:: Data provided ::

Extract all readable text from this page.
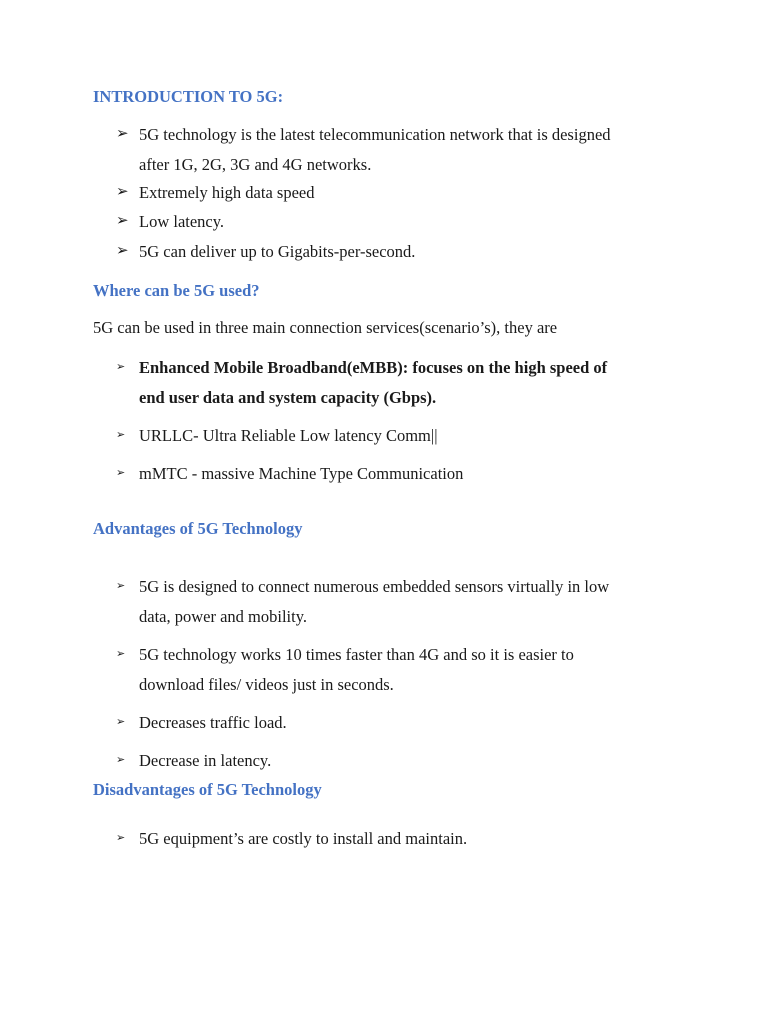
INTRODUCTION TO 5G:
➢ 5G technology is the latest telecommunication network that is designed
after 1G, 2G, 3G and 4G networks.
➢ Extremely high data speed
➢ Low latency.
➢ 5G can deliver up to Gigabits-per-second.
Where can be 5G used?

5G can be used in three main connection services(scenario’s), they are

➢ Enhanced Mobile Broadband(eMBB): focuses on the high speed of
end user data and system capacity (Gbps).
➢ URLLC- Ultra Reliable Low latency Comm||
➢ mMTC - massive Machine Type Communication
Advantages of 5G Technology
➢ 5G is designed to connect numerous embedded sensors virtually in low
data, power and mobility.
➢ 5G technology works 10 times faster than 4G and so it is easier to
download files/ videos just in seconds.
➢ Decreases traffic load.
➢ Decrease in latency.
Disadvantages of 5G Technology
➢ 5G equipment’s are costly to install and maintain.
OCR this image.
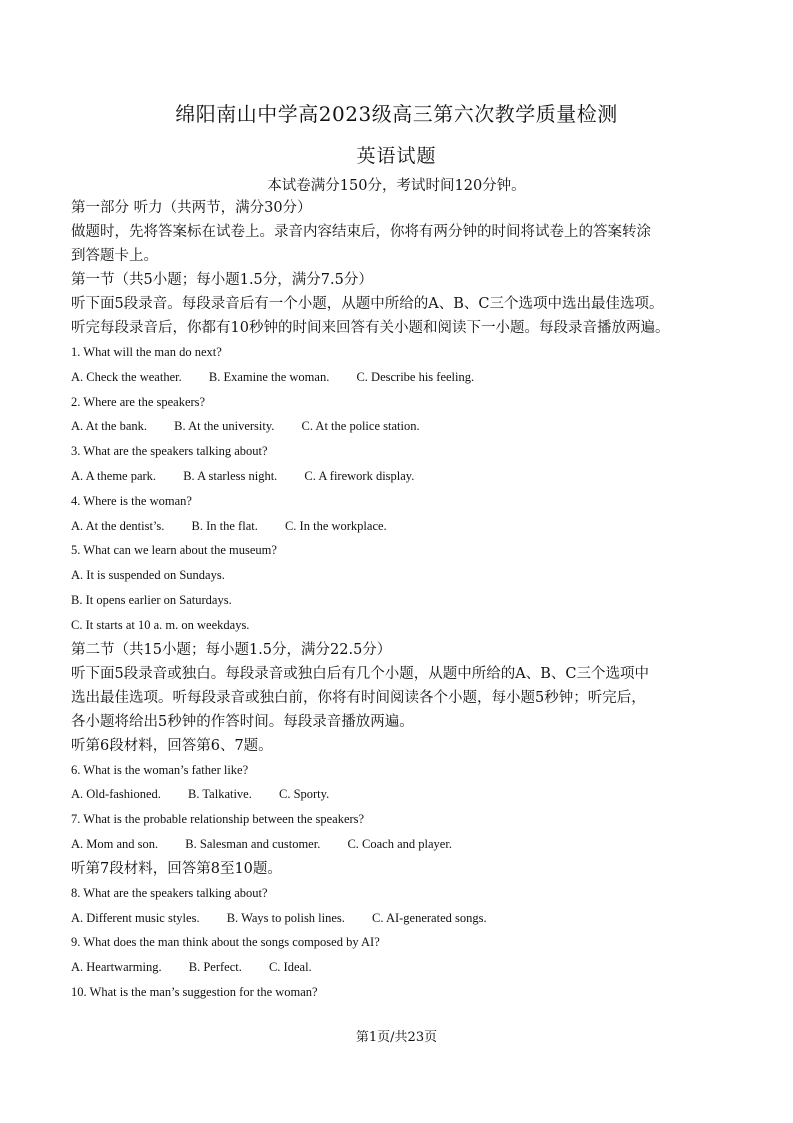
绵阳南山中学高2023级高三第六次教学质量检测
英语试题
本试卷满分150分，考试时间120分钟。
第一部分 听力（共两节，满分30分）
做题时，先将答案标在试卷上。录音内容结束后，你将有两分钟的时间将试卷上的答案转涂
到答题卡上。
第一节（共5小题；每小题1.5分，满分7.5分）
听下面5段录音。每段录音后有一个小题，从题中所给的A、B、C三个选项中选出最佳选项。
听完每段录音后，你都有10秒钟的时间来回答有关小题和阅读下一小题。每段录音播放两遍。
1. What will the man do next?
A. Check the weather. B. Examine the woman. C. Describe his feeling.
2. Where are the speakers?
A. At the bank. B. At the university. C. At the police station.
3. What are the speakers talking about?
A. A theme park. B. A starless night. C. A firework display.
4. Where is the woman?
A. At the dentist’s. B. In the flat. C. In the workplace.
5. What can we learn about the museum?
A. It is suspended on Sundays.
B. It opens earlier on Saturdays.
C. It starts at 10 a. m. on weekdays.
第二节（共15小题；每小题1.5分，满分22.5分）
听下面5段录音或独白。每段录音或独白后有几个小题，从题中所给的A、B、C三个选项中
选出最佳选项。听每段录音或独白前，你将有时间阅读各个小题，每小题5秒钟；听完后，
各小题将给出5秒钟的作答时间。每段录音播放两遍。
听第6段材料，回答第6、7题。
6. What is the woman’s father like?
A. Old-fashioned. B. Talkative. C. Sporty.
7. What is the probable relationship between the speakers?
A. Mom and son. B. Salesman and customer. C. Coach and player.
听第7段材料，回答第8至10题。
8. What are the speakers talking about?
A. Different music styles. B. Ways to polish lines. C. AI-generated songs.
9. What does the man think about the songs composed by AI?
A. Heartwarming. B. Perfect. C. Ideal.
10. What is the man’s suggestion for the woman?
第1页/共23页
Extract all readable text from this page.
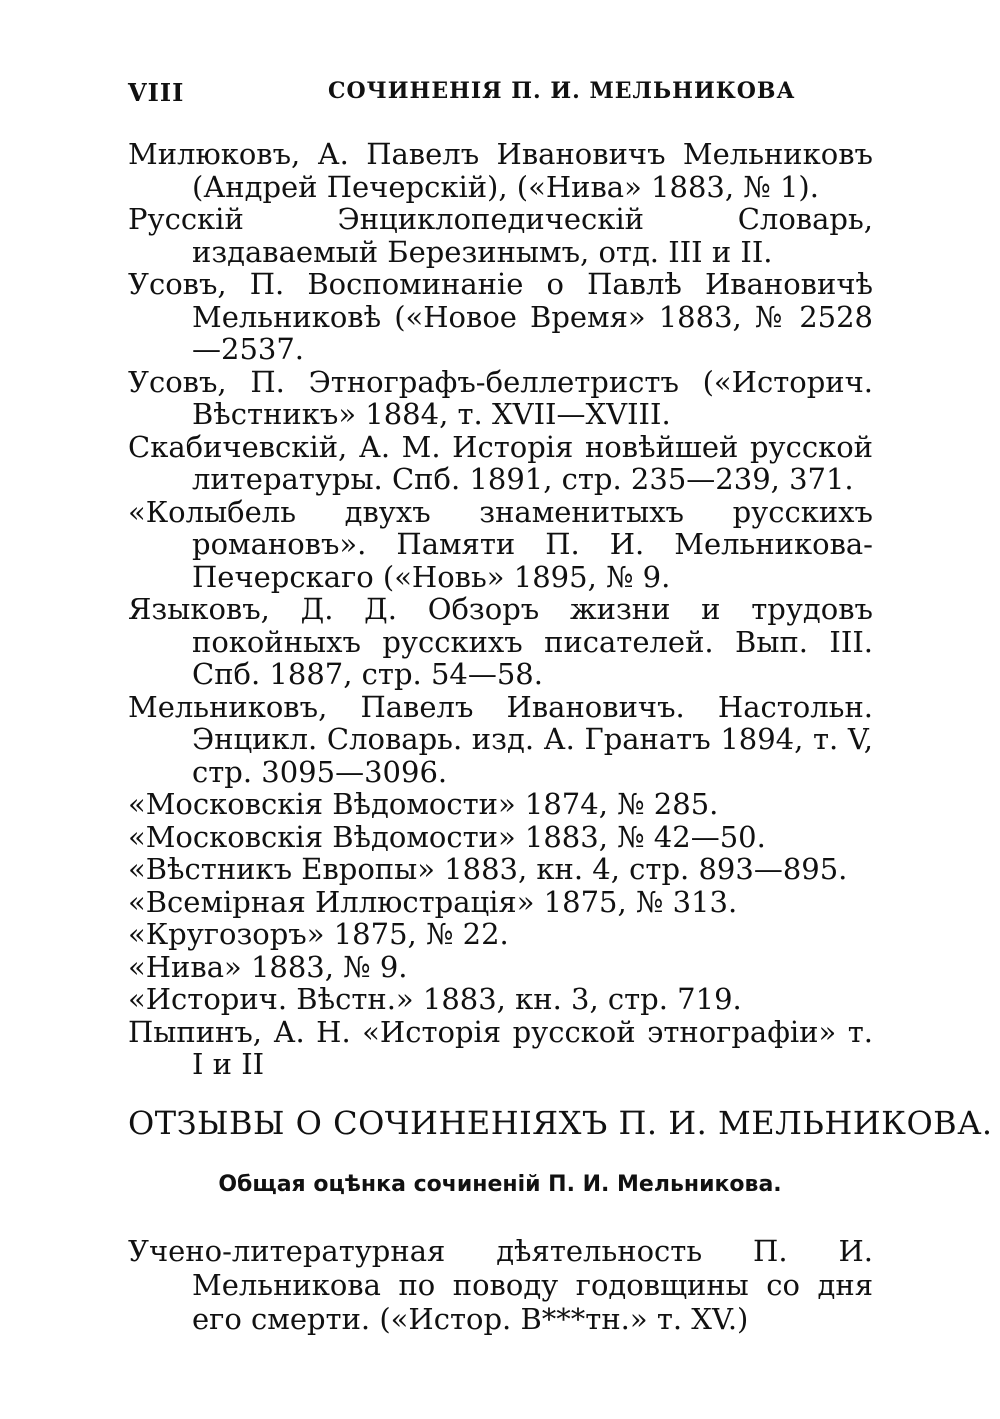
VIII	СОЧИНЕНІЯ П. И. МЕЛЬНИКОВА

Милюковъ, А. Павелъ Ивановичъ Мельниковъ (Андрей Печерскій), («Нива» 1883, № 1).

Русскій Энциклопедическій Словарь, издаваемый Березинымъ, отд. III и II.

Усовъ, П. Воспоминаніе о Павлѣ Ивановичѣ Мельниковѣ («Новое Время» 1883, № 2528—2537.

Усовъ, П. Этнографъ-беллетристъ («Историч. Вѣстникъ» 1884, т. XVII—XVIII.

Скабичевскій, А. М. Исторія новѣйшей русской литературы. Спб. 1891, стр. 235—239, 371.

«Колыбель двухъ знаменитыхъ русскихъ романовъ». Памяти П. И. Мельникова-Печерскаго («Новь» 1895, № 9.

Языковъ, Д. Д. Обзоръ жизни и трудовъ покойныхъ русскихъ писателей. Вып. III. Спб. 1887, стр. 54—58.

Мельниковъ, Павелъ Ивановичъ. Настольн. Энцикл. Словарь. изд. А. Гранатъ 1894, т. V, стр. 3095—3096.

«Московскія Вѣдомости» 1874, № 285.

«Московскія Вѣдомости» 1883, № 42—50.

«Вѣстникъ Европы» 1883, кн. 4, стр. 893—895.

«Всемірная Иллюстрація» 1875, № 313.

«Кругозоръ» 1875, № 22.

«Нива» 1883, № 9.

«Историч. Вѣстн.» 1883, кн. 3, стр. 719.

Пыпинъ, А. Н. «Исторія русской этнографіи» т. I и II

ОТЗЫВЫ О СОЧИНЕНІЯХЪ П. И. МЕЛЬНИКОВА.
Общая оцѣнка сочиненій П. И. Мельникова.

Учено-литературная дѣятельность П. И. Мельникова по поводу годовщины со дня его смерти. («Истор. В***тн.» т. XV.)
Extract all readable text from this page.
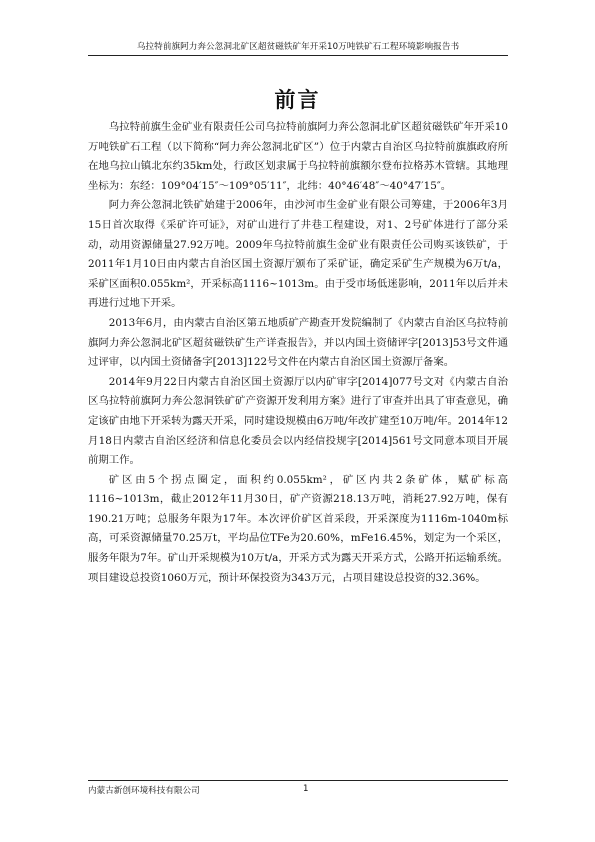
乌拉特前旗阿力奔公忽洞北矿区超贫磁铁矿年开采10万吨铁矿石工程环境影响报告书
前言

乌拉特前旗生金矿业有限责任公司乌拉特前旗阿力奔公忽洞北矿区超贫磁铁矿年开采10万吨铁矿石工程（以下简称“阿力奔公忽洞北矿区”）位于内蒙古自治区乌拉特前旗旗政府所在地乌拉山镇北东约35km处，行政区划隶属于乌拉特前旗额尔登布拉格苏木管辖。其地理坐标为：东经：109°04′15″～109°05′11″，北纬：40°46′48″～40°47′15″。

阿力奔公忽洞北铁矿始建于2006年，由沙河市生金矿业有限公司筹建，于2006年3月15日首次取得《采矿许可证》，对矿山进行了井巷工程建设，对1、2号矿体进行了部分采动，动用资源储量27.92万吨。2009年乌拉特前旗生金矿业有限责任公司购买该铁矿，于2011年1月10日由内蒙古自治区国土资源厅颁布了采矿证，确定采矿生产规模为6万t/a，采矿区面积0.055km²，开采标高1116~1013m。由于受市场低迷影响，2011年以后并未再进行过地下开采。

2013年6月，由内蒙古自治区第五地质矿产勘查开发院编制了《内蒙古自治区乌拉特前旗阿力奔公忽洞北矿区超贫磁铁矿生产详查报告》，并以内国土资储评字[2013]53号文件通过评审，以内国土资储备字[2013]122号文件在内蒙古自治区国土资源厅备案。

2014年9月22日内蒙古自治区国土资源厅以内矿审字[2014]077号文对《内蒙古自治区乌拉特前旗阿力奔公忽洞铁矿矿产资源开发利用方案》进行了审查并出具了审查意见，确定该矿由地下开采转为露天开采，同时建设规模由6万吨/年改扩建至10万吨/年。2014年12月18日内蒙古自治区经济和信息化委员会以内经信投规字[2014]561号文同意本项目开展前期工作。

矿区由5个拐点圈定，面积约0.055km²，矿区内共2条矿体，赋矿标高1116~1013m，截止2012年11月30日，矿产资源218.13万吨，消耗27.92万吨，保有190.21万吨；总服务年限为17年。本次评价矿区首采段，开采深度为1116m-1040m标高，可采资源储量70.25万t，平均品位TFe为20.60%，mFe16.45%，划定为一个采区，服务年限为7年。矿山开采规模为10万t/a，开采方式为露天开采方式，公路开拓运输系统。项目建设总投资1060万元，预计环保投资为343万元，占项目建设总投资的32.36%。

内蒙古新创环境科技有限公司	1
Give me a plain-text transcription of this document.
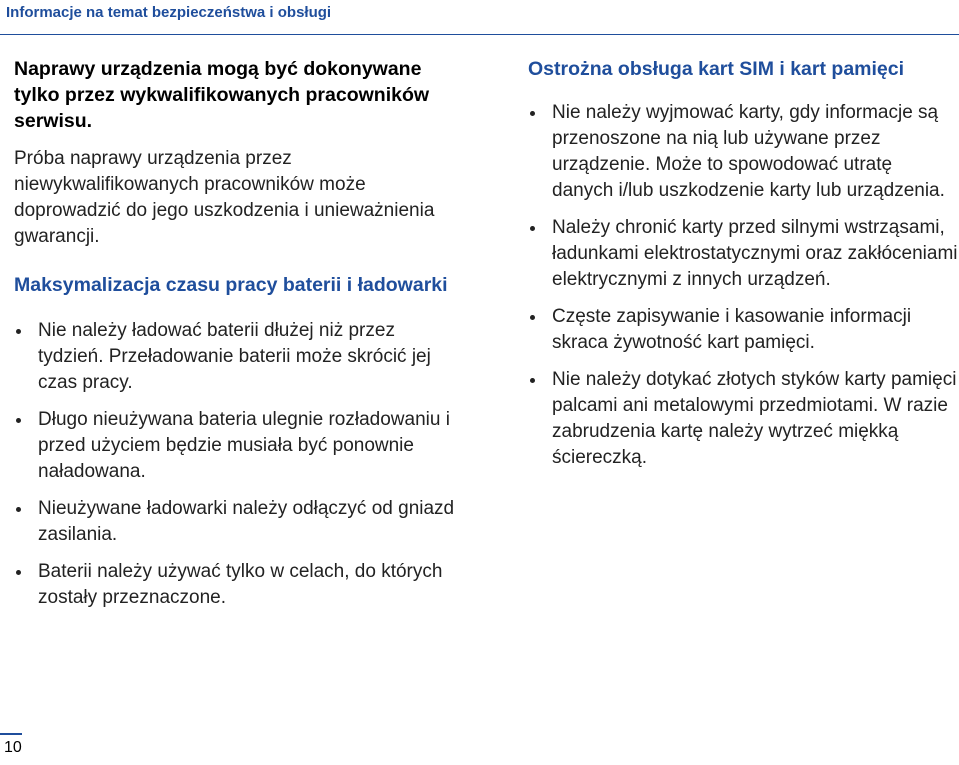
Informacje na temat bezpieczeństwa i obsługi

Naprawy urządzenia mogą być dokonywane tylko przez wykwalifikowanych pracowników serwisu.

Próba naprawy urządzenia przez niewykwalifikowanych pracowników może doprowadzić do jego uszkodzenia i unieważnienia gwarancji.

Maksymalizacja czasu pracy baterii i ładowarki
Nie należy ładować baterii dłużej niż przez tydzień. Przeładowanie baterii może skrócić jej czas pracy.
Długo nieużywana bateria ulegnie rozładowaniu i przed użyciem będzie musiała być ponownie naładowana.
Nieużywane ładowarki należy odłączyć od gniazd zasilania.
Baterii należy używać tylko w celach, do których zostały przeznaczone.
Ostrożna obsługa kart SIM i kart pamięci
Nie należy wyjmować karty, gdy informacje są przenoszone na nią lub używane przez urządzenie. Może to spowodować utratę danych i/lub uszkodzenie karty lub urządzenia.
Należy chronić karty przed silnymi wstrząsami, ładunkami elektrostatycznymi oraz zakłóceniami elektrycznymi z innych urządzeń.
Częste zapisywanie i kasowanie informacji skraca żywotność kart pamięci.
Nie należy dotykać złotych styków karty pamięci palcami ani metalowymi przedmiotami. W razie zabrudzenia kartę należy wytrzeć miękką ściereczką.
10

:::

What is required: The lines above form a set of records; determine how many of them contain the string "Вѣдомости" and give that number alone.

Task response: 2